▼

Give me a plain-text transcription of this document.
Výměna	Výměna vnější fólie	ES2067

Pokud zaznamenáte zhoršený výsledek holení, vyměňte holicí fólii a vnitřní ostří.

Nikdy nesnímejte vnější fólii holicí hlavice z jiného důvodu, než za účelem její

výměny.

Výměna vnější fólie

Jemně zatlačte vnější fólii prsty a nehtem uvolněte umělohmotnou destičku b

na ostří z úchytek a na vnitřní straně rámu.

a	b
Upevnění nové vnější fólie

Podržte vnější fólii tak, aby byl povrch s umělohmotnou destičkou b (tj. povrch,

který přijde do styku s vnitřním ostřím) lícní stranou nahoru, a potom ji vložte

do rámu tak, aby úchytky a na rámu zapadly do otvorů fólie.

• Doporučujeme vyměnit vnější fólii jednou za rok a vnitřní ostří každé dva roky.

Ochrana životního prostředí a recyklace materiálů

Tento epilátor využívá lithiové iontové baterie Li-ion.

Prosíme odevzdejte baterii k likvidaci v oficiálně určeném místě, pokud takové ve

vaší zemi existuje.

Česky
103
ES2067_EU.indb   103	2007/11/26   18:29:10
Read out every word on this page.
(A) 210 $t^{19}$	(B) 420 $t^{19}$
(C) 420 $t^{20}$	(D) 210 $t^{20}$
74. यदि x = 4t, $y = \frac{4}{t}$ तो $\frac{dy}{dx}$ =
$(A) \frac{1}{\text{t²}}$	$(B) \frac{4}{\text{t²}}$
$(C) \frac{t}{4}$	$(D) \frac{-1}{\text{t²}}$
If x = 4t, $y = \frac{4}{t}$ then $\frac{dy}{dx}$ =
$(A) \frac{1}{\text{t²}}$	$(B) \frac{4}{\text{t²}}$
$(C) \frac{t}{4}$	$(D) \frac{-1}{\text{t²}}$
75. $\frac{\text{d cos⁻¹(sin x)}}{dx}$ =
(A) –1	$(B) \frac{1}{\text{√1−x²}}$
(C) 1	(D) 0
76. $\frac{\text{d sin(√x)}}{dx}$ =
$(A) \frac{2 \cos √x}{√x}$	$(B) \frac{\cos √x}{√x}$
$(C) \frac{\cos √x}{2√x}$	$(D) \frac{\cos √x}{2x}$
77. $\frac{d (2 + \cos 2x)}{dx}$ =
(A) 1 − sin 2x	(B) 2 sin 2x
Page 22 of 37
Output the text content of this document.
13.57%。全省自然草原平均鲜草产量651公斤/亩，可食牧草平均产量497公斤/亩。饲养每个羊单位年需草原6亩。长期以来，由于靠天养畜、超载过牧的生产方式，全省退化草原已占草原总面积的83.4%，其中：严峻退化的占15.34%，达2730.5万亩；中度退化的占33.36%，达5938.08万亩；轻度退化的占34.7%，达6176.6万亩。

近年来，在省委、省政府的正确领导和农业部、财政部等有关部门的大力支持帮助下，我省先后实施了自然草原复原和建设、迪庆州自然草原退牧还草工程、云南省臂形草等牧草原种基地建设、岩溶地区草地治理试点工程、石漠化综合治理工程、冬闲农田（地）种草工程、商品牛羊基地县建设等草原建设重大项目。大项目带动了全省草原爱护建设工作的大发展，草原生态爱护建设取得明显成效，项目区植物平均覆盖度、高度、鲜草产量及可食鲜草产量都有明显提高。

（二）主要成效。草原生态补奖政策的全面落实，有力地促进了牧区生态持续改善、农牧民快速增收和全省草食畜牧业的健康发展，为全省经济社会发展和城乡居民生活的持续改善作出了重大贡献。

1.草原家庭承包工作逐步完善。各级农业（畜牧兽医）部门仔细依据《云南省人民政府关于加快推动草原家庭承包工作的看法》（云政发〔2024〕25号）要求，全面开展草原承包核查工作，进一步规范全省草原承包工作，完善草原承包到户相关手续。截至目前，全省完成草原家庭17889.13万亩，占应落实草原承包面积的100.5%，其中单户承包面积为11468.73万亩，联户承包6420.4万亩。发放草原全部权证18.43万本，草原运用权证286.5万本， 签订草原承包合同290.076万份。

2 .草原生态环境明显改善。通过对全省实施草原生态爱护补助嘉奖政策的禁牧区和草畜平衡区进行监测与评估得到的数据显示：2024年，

▲

_Exercise_
Tally up the lines with the word "umělohmotnou" in them, and answer with that number by itself.

_Solution for this task_
2